> Exercise
Repeat the listing below in full, exactly as it stands.

> Data for the task
════════
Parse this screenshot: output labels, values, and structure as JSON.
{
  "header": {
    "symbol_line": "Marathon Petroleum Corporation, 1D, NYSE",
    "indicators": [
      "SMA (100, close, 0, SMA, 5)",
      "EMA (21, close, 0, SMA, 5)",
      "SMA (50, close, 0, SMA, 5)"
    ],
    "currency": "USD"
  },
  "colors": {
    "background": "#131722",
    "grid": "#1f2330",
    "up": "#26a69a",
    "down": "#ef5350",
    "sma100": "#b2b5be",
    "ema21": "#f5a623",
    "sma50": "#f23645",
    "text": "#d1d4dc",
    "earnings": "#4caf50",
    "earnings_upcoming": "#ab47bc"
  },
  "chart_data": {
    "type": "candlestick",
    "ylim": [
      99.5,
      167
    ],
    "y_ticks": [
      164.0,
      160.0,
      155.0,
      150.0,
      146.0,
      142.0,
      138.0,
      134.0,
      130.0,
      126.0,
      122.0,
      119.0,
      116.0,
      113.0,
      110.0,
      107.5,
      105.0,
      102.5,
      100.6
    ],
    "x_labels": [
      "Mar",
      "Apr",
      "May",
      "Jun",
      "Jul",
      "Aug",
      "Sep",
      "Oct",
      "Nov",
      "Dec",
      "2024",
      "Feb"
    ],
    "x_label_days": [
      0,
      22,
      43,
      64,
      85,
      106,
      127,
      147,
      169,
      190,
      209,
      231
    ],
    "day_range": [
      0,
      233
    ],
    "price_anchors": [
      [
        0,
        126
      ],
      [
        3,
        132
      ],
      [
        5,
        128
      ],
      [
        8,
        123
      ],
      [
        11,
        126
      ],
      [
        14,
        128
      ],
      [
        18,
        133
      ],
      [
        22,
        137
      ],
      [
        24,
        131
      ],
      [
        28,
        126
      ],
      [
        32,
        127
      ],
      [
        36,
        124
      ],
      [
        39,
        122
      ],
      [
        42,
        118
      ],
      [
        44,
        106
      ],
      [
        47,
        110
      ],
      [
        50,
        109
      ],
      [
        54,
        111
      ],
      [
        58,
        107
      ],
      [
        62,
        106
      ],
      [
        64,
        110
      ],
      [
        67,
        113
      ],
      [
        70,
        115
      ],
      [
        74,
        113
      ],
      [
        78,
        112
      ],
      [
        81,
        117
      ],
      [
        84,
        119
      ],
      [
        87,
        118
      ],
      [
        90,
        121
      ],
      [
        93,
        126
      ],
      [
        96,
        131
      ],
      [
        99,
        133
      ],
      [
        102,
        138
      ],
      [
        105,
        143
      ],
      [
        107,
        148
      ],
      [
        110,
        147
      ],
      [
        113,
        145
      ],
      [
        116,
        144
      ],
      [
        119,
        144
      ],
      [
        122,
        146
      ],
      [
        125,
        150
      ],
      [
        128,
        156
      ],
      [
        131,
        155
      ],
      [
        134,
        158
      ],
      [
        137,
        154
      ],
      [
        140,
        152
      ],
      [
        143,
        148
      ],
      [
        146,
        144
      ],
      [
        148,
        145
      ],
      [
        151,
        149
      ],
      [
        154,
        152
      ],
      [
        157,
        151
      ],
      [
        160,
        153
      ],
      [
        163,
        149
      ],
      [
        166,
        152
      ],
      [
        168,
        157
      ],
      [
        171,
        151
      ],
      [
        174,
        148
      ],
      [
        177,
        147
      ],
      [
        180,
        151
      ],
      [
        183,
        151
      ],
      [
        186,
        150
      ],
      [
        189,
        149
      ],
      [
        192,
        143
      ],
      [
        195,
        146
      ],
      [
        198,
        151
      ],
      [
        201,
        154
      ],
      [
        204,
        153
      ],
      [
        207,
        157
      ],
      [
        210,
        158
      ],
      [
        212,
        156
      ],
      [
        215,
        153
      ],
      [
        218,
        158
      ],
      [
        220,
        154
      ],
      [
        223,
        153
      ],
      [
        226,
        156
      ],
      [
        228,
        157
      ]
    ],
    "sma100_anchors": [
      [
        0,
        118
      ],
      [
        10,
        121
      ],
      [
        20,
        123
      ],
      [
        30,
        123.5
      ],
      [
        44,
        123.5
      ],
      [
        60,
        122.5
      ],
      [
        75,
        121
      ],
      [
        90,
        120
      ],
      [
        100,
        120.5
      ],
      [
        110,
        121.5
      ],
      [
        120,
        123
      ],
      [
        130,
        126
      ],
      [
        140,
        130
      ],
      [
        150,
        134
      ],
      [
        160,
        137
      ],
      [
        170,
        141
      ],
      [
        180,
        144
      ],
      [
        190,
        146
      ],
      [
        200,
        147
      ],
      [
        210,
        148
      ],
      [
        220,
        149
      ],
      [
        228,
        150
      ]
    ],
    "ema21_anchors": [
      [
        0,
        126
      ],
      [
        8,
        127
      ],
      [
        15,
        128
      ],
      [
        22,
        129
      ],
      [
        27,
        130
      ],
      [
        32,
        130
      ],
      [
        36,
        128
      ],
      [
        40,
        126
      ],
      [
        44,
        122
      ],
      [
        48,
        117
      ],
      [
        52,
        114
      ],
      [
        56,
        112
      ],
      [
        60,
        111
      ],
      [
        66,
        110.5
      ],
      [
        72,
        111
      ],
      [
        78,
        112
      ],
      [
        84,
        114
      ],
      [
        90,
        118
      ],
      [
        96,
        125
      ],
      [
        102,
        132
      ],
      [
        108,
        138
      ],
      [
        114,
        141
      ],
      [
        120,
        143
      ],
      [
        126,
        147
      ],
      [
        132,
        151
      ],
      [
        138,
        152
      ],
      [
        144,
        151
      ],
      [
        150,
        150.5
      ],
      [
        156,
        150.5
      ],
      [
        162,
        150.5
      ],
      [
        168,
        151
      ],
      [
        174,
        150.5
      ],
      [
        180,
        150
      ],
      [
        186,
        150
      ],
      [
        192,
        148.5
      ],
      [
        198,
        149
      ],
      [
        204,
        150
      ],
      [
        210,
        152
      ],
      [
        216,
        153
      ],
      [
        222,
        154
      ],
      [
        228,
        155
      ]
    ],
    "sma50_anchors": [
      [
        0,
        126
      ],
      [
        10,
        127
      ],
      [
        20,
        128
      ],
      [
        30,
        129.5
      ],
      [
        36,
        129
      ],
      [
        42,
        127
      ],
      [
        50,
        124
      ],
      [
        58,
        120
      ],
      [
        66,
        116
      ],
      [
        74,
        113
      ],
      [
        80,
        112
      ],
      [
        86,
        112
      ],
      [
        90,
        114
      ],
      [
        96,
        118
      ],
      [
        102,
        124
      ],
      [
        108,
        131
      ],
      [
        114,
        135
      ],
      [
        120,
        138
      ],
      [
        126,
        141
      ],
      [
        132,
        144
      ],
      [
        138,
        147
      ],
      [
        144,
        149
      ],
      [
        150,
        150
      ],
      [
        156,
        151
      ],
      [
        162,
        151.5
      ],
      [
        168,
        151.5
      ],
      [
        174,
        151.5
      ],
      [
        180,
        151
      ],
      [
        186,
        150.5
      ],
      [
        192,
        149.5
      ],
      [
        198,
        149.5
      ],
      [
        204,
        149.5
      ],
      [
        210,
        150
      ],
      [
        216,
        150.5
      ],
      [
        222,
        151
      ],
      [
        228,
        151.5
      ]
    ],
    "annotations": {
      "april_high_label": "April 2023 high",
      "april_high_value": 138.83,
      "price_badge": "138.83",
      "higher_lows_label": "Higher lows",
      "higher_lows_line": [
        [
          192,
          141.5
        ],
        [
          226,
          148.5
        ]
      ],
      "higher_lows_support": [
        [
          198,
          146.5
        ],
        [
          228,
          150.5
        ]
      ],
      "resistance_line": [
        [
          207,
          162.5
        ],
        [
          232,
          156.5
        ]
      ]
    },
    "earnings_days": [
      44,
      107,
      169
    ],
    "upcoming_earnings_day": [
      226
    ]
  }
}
════════
> Finished exercise
Parse this screenshot: output labels, values, and structure as JSON.
{
  "header": {
    "symbol_line": "Marathon Petroleum Corporation, 1D, NYSE",
    "indicators": [
      "SMA (100, close, 0, SMA, 5)",
      "EMA (21, close, 0, SMA, 5)",
      "SMA (50, close, 0, SMA, 5)"
    ],
    "currency": "USD"
  },
  "colors": {
    "background": "#131722",
    "grid": "#1f2330",
    "up": "#26a69a",
    "down": "#ef5350",
    "sma100": "#b2b5be",
    "ema21": "#f5a623",
    "sma50": "#f23645",
    "text": "#d1d4dc",
    "earnings": "#4caf50",
    "earnings_upcoming": "#ab47bc"
  },
  "chart_data": {
    "type": "candlestick",
    "ylim": [
      99.5,
      167
    ],
    "y_ticks": [
      164.0,
      160.0,
      155.0,
      150.0,
      146.0,
      142.0,
      138.0,
      134.0,
      130.0,
      126.0,
      122.0,
      119.0,
      116.0,
      113.0,
      110.0,
      107.5,
      105.0,
      102.5,
      100.6
    ],
    "x_labels": [
      "Mar",
      "Apr",
      "May",
      "Jun",
      "Jul",
      "Aug",
      "Sep",
      "Oct",
      "Nov",
      "Dec",
      "2024",
      "Feb"
    ],
    "x_label_days": [
      0,
      22,
      43,
      64,
      85,
      106,
      127,
      147,
      169,
      190,
      209,
      231
    ],
    "day_range": [
      0,
      233
    ],
    "price_anchors": [
      [
        0,
        126
      ],
      [
        3,
        132
      ],
      [
        5,
        128
      ],
      [
        8,
        123
      ],
      [
        11,
        126
      ],
      [
        14,
        128
      ],
      [
        18,
        133
      ],
      [
        22,
        137
      ],
      [
        24,
        131
      ],
      [
        28,
        126
      ],
      [
        32,
        127
      ],
      [
        36,
        124
      ],
      [
        39,
        122
      ],
      [
        42,
        118
      ],
      [
        44,
        106
      ],
      [
        47,
        110
      ],
      [
        50,
        109
      ],
      [
        54,
        111
      ],
      [
        58,
        107
      ],
      [
        62,
        106
      ],
      [
        64,
        110
      ],
      [
        67,
        113
      ],
      [
        70,
        115
      ],
      [
        74,
        113
      ],
      [
        78,
        112
      ],
      [
        81,
        117
      ],
      [
        84,
        119
      ],
      [
        87,
        118
      ],
      [
        90,
        121
      ],
      [
        93,
        126
      ],
      [
        96,
        131
      ],
      [
        99,
        133
      ],
      [
        102,
        138
      ],
      [
        105,
        143
      ],
      [
        107,
        148
      ],
      [
        110,
        147
      ],
      [
        113,
        145
      ],
      [
        116,
        144
      ],
      [
        119,
        144
      ],
      [
        122,
        146
      ],
      [
        125,
        150
      ],
      [
        128,
        156
      ],
      [
        131,
        155
      ],
      [
        134,
        158
      ],
      [
        137,
        154
      ],
      [
        140,
        152
      ],
      [
        143,
        148
      ],
      [
        146,
        144
      ],
      [
        148,
        145
      ],
      [
        151,
        149
      ],
      [
        154,
        152
      ],
      [
        157,
        151
      ],
      [
        160,
        153
      ],
      [
        163,
        149
      ],
      [
        166,
        152
      ],
      [
        168,
        157
      ],
      [
        171,
        151
      ],
      [
        174,
        148
      ],
      [
        177,
        147
      ],
      [
        180,
        151
      ],
      [
        183,
        151
      ],
      [
        186,
        150
      ],
      [
        189,
        149
      ],
      [
        192,
        143
      ],
      [
        195,
        146
      ],
      [
        198,
        151
      ],
      [
        201,
        154
      ],
      [
        204,
        153
      ],
      [
        207,
        157
      ],
      [
        210,
        158
      ],
      [
        212,
        156
      ],
      [
        215,
        153
      ],
      [
        218,
        158
      ],
      [
        220,
        154
      ],
      [
        223,
        153
      ],
      [
        226,
        156
      ],
      [
        228,
        157
      ]
    ],
    "sma100_anchors": [
      [
        0,
        118
      ],
      [
        10,
        121
      ],
      [
        20,
        123
      ],
      [
        30,
        123.5
      ],
      [
        44,
        123.5
      ],
      [
        60,
        122.5
      ],
      [
        75,
        121
      ],
      [
        90,
        120
      ],
      [
        100,
        120.5
      ],
      [
        110,
        121.5
      ],
      [
        120,
        123
      ],
      [
        130,
        126
      ],
      [
        140,
        130
      ],
      [
        150,
        134
      ],
      [
        160,
        137
      ],
      [
        170,
        141
      ],
      [
        180,
        144
      ],
      [
        190,
        146
      ],
      [
        200,
        147
      ],
      [
        210,
        148
      ],
      [
        220,
        149
      ],
      [
        228,
        150
      ]
    ],
    "ema21_anchors": [
      [
        0,
        126
      ],
      [
        8,
        127
      ],
      [
        15,
        128
      ],
      [
        22,
        129
      ],
      [
        27,
        130
      ],
      [
        32,
        130
      ],
      [
        36,
        128
      ],
      [
        40,
        126
      ],
      [
        44,
        122
      ],
      [
        48,
        117
      ],
      [
        52,
        114
      ],
      [
        56,
        112
      ],
      [
        60,
        111
      ],
      [
        66,
        110.5
      ],
      [
        72,
        111
      ],
      [
        78,
        112
      ],
      [
        84,
        114
      ],
      [
        90,
        118
      ],
      [
        96,
        125
      ],
      [
        102,
        132
      ],
      [
        108,
        138
      ],
      [
        114,
        141
      ],
      [
        120,
        143
      ],
      [
        126,
        147
      ],
      [
        132,
        151
      ],
      [
        138,
        152
      ],
      [
        144,
        151
      ],
      [
        150,
        150.5
      ],
      [
        156,
        150.5
      ],
      [
        162,
        150.5
      ],
      [
        168,
        151
      ],
      [
        174,
        150.5
      ],
      [
        180,
        150
      ],
      [
        186,
        150
      ],
      [
        192,
        148.5
      ],
      [
        198,
        149
      ],
      [
        204,
        150
      ],
      [
        210,
        152
      ],
      [
        216,
        153
      ],
      [
        222,
        154
      ],
      [
        228,
        155
      ]
    ],
    "sma50_anchors": [
      [
        0,
        126
      ],
      [
        10,
        127
      ],
      [
        20,
        128
      ],
      [
        30,
        129.5
      ],
      [
        36,
        129
      ],
      [
        42,
        127
      ],
      [
        50,
        124
      ],
      [
        58,
        120
      ],
      [
        66,
        116
      ],
      [
        74,
        113
      ],
      [
        80,
        112
      ],
      [
        86,
        112
      ],
      [
        90,
        114
      ],
      [
        96,
        118
      ],
      [
        102,
        124
      ],
      [
        108,
        131
      ],
      [
        114,
        135
      ],
      [
        120,
        138
      ],
      [
        126,
        141
      ],
      [
        132,
        144
      ],
      [
        138,
        147
      ],
      [
        144,
        149
      ],
      [
        150,
        150
      ],
      [
        156,
        151
      ],
      [
        162,
        151.5
      ],
      [
        168,
        151.5
      ],
      [
        174,
        151.5
      ],
      [
        180,
        151
      ],
      [
        186,
        150.5
      ],
      [
        192,
        149.5
      ],
      [
        198,
        149.5
      ],
      [
        204,
        149.5
      ],
      [
        210,
        150
      ],
      [
        216,
        150.5
      ],
      [
        222,
        151
      ],
      [
        228,
        151.5
      ]
    ],
    "annotations": {
      "april_high_label": "April 2023 high",
      "april_high_value": 138.83,
      "price_badge": "138.83",
      "higher_lows_label": "Higher lows",
      "higher_lows_line": [
        [
          192,
          141.5
        ],
        [
          226,
          148.5
        ]
      ],
      "higher_lows_support": [
        [
          198,
          146.5
        ],
        [
          228,
          150.5
        ]
      ],
      "resistance_line": [
        [
          207,
          162.5
        ],
        [
          232,
          156.5
        ]
      ]
    },
    "earnings_days": [
      44,
      107,
      169
    ],
    "upcoming_earnings_day": [
      226
    ]
  }
}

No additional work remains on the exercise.